**Work to be completed**. Using the listing below, report all lines holding the word "JSON".
----
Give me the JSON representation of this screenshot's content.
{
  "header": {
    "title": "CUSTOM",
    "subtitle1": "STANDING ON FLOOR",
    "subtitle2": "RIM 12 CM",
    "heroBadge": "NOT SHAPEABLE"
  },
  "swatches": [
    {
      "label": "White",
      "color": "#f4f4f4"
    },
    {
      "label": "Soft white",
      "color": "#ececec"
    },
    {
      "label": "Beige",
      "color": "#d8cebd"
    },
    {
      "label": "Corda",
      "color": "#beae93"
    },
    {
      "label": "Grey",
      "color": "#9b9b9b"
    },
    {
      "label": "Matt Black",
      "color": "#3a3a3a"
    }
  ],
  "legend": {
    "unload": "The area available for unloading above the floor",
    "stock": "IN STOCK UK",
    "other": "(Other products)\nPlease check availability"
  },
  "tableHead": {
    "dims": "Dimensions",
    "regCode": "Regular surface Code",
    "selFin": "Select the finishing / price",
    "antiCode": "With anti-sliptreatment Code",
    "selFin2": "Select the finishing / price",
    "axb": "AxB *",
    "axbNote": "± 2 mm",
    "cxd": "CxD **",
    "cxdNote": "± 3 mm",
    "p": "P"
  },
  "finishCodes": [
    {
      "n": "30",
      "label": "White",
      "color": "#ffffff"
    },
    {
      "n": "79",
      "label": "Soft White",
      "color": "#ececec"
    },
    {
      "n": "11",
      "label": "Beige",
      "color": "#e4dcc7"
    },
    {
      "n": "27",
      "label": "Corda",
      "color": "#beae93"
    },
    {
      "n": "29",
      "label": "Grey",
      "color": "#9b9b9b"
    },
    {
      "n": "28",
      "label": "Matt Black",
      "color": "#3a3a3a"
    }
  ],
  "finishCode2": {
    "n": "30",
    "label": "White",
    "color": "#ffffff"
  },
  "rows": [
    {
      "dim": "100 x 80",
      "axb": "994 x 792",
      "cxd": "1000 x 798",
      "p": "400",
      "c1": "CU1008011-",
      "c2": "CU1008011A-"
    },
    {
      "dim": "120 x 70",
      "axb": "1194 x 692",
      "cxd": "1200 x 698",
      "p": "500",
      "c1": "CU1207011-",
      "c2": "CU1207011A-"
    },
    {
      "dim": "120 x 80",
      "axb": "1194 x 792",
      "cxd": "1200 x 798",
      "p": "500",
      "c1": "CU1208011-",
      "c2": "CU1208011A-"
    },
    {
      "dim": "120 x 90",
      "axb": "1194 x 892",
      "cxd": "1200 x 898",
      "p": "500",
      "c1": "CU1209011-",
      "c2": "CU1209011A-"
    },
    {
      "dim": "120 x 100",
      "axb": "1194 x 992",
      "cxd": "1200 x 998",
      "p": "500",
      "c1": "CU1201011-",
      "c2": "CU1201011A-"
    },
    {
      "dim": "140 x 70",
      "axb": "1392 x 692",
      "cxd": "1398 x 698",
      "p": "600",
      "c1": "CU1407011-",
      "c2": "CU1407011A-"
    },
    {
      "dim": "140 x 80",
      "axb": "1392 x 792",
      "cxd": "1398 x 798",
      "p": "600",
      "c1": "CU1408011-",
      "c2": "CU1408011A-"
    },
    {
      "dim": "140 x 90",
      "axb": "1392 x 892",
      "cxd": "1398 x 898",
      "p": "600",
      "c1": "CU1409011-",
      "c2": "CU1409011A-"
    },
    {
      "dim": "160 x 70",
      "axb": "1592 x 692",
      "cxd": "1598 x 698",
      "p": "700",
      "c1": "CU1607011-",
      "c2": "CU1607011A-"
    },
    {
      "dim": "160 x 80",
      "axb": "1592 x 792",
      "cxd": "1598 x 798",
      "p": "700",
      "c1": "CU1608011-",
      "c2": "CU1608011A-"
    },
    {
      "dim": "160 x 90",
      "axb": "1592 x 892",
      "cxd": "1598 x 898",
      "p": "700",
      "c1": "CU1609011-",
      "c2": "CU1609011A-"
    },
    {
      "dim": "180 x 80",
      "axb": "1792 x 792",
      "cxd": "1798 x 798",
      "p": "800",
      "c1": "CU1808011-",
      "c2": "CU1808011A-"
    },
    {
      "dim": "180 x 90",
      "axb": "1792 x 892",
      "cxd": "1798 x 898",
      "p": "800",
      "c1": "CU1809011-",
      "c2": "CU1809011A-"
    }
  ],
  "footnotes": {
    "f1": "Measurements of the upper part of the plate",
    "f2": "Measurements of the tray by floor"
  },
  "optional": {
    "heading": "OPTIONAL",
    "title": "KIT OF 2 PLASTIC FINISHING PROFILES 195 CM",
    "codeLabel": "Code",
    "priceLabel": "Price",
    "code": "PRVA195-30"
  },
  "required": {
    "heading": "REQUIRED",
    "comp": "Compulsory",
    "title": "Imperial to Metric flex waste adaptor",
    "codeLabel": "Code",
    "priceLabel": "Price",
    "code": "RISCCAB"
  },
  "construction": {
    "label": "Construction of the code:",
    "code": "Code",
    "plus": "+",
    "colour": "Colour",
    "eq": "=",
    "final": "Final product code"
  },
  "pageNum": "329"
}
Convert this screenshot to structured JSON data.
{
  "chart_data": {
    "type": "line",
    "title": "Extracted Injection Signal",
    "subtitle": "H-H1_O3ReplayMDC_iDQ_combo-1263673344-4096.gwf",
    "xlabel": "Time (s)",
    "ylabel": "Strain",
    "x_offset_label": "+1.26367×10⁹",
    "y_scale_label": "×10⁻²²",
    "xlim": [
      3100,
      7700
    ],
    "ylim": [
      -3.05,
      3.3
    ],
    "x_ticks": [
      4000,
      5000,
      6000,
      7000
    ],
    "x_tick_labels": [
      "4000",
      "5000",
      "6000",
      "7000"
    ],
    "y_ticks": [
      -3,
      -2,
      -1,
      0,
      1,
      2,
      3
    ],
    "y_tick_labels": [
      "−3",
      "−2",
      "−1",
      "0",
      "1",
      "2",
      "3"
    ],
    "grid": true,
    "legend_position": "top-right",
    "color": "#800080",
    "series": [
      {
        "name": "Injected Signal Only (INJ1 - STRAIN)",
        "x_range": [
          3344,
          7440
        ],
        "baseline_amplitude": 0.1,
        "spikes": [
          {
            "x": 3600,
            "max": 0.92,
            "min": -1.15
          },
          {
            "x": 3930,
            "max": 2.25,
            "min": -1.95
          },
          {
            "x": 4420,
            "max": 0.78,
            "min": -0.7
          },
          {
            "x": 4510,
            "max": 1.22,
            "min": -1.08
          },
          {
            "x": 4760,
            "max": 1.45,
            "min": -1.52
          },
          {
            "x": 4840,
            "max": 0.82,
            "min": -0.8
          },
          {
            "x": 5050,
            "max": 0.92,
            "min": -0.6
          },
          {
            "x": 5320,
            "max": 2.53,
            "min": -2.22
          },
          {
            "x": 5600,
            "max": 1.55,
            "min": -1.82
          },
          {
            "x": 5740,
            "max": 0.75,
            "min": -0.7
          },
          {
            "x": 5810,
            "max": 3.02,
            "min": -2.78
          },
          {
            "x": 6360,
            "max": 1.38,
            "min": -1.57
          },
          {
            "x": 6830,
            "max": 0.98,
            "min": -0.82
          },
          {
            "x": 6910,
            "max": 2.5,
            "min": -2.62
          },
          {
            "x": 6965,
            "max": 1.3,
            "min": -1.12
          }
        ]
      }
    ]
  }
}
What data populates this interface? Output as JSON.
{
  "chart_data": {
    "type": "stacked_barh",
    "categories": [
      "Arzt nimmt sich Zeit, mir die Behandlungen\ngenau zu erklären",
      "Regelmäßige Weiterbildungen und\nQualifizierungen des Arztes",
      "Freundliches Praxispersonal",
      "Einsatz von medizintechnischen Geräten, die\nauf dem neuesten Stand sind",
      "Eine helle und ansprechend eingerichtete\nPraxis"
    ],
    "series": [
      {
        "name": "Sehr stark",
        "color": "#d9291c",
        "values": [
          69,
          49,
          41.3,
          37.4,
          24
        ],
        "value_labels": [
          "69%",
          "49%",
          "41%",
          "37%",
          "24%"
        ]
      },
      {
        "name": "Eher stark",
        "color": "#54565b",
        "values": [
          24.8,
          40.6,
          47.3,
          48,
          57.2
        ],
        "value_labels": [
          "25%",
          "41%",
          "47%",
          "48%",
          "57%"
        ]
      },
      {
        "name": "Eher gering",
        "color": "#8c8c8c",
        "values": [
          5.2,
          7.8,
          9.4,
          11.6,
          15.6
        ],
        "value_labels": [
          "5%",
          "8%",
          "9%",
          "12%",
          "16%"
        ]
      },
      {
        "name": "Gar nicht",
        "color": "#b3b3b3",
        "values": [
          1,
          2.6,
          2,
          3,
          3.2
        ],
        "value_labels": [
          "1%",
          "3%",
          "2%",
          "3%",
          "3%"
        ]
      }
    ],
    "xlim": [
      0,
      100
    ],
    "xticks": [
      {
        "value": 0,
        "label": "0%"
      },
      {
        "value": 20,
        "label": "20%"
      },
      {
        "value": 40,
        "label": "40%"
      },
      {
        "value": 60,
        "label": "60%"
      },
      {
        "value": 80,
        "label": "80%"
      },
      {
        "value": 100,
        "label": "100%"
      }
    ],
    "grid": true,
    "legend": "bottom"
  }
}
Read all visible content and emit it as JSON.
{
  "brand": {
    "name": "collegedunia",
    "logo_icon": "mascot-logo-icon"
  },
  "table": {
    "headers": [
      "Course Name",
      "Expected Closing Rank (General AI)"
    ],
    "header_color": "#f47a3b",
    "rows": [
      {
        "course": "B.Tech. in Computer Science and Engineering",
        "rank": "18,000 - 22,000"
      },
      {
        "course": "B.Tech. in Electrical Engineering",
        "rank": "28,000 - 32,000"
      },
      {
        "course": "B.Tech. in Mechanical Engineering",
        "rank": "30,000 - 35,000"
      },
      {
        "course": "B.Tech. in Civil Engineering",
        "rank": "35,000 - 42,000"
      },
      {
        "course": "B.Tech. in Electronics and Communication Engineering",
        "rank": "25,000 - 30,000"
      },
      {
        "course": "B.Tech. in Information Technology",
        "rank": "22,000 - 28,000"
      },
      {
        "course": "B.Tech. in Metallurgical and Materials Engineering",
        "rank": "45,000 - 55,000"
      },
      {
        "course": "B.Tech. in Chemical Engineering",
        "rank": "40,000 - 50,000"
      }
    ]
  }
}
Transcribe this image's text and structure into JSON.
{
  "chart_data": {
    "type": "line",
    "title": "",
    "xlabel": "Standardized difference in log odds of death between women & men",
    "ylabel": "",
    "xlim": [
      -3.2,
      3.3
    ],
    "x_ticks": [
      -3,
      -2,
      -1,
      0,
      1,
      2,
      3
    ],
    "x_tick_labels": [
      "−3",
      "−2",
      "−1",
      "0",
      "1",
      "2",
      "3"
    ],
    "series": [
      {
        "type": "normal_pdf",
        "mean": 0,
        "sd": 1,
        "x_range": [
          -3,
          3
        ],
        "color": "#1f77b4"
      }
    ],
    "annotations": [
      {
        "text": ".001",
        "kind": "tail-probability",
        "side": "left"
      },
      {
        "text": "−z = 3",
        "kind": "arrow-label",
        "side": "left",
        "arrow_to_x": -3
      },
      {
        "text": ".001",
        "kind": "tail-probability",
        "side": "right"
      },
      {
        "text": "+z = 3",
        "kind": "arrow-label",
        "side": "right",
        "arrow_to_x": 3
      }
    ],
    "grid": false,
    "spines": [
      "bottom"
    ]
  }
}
----
**Written reply**.
Give me the JSON representation of this screenshot's content.
Convert this screenshot to structured JSON data.
What data populates this interface? Output as JSON.
Read all visible content and emit it as JSON.
Transcribe this image's text and structure into JSON.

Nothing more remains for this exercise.